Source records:

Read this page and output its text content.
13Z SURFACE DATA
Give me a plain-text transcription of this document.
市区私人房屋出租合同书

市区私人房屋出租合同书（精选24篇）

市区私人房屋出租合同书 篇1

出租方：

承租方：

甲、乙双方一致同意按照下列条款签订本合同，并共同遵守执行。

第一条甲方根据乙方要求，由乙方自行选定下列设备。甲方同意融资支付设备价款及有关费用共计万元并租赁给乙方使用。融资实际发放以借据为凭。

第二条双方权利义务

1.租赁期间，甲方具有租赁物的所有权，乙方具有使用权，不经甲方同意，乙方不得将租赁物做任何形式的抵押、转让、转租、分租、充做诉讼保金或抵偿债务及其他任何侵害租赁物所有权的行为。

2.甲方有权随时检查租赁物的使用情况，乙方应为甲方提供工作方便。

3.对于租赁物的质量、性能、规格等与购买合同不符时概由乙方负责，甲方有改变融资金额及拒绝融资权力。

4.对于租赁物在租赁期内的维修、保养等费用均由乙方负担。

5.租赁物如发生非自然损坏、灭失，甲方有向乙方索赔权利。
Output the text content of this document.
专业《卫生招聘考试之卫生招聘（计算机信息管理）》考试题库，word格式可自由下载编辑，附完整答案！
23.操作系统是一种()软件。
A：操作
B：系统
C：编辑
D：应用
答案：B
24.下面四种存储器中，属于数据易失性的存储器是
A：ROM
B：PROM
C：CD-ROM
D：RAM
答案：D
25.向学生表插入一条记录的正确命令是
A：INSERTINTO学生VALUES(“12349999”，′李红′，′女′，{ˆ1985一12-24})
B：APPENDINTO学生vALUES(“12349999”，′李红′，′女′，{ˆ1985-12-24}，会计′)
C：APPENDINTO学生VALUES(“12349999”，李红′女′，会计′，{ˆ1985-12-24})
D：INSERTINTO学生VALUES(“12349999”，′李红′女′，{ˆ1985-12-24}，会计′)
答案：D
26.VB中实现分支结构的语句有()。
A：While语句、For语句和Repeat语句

▶ **What is needed**
Please copy out each record, character for character.

▶ **Problem solution**
Read this page and output its text content.
13Z SURFACE DATA
Give me a plain-text transcription of this document.
市区私人房屋出租合同书

市区私人房屋出租合同书（精选24篇）

市区私人房屋出租合同书 篇1

出租方：

承租方：

甲、乙双方一致同意按照下列条款签订本合同，并共同遵守执行。

第一条甲方根据乙方要求，由乙方自行选定下列设备。甲方同意融资支付设备价款及有关费用共计万元并租赁给乙方使用。融资实际发放以借据为凭。

第二条双方权利义务

1.租赁期间，甲方具有租赁物的所有权，乙方具有使用权，不经甲方同意，乙方不得将租赁物做任何形式的抵押、转让、转租、分租、充做诉讼保金或抵偿债务及其他任何侵害租赁物所有权的行为。

2.甲方有权随时检查租赁物的使用情况，乙方应为甲方提供工作方便。

3.对于租赁物的质量、性能、规格等与购买合同不符时概由乙方负责，甲方有改变融资金额及拒绝融资权力。

4.对于租赁物在租赁期内的维修、保养等费用均由乙方负担。

5.租赁物如发生非自然损坏、灭失，甲方有向乙方索赔权利。
Output the text content of this document.
专业《卫生招聘考试之卫生招聘（计算机信息管理）》考试题库，word格式可自由下载编辑，附完整答案！
23.操作系统是一种()软件。
A：操作
B：系统
C：编辑
D：应用
答案：B
24.下面四种存储器中，属于数据易失性的存储器是
A：ROM
B：PROM
C：CD-ROM
D：RAM
答案：D
25.向学生表插入一条记录的正确命令是
A：INSERTINTO学生VALUES(“12349999”，′李红′，′女′，{ˆ1985一12-24})
B：APPENDINTO学生vALUES(“12349999”，′李红′，′女′，{ˆ1985-12-24}，会计′)
C：APPENDINTO学生VALUES(“12349999”，李红′女′，会计′，{ˆ1985-12-24})
D：INSERTINTO学生VALUES(“12349999”，′李红′女′，{ˆ1985-12-24}，会计′)
答案：D
26.VB中实现分支结构的语句有()。
A：While语句、For语句和Repeat语句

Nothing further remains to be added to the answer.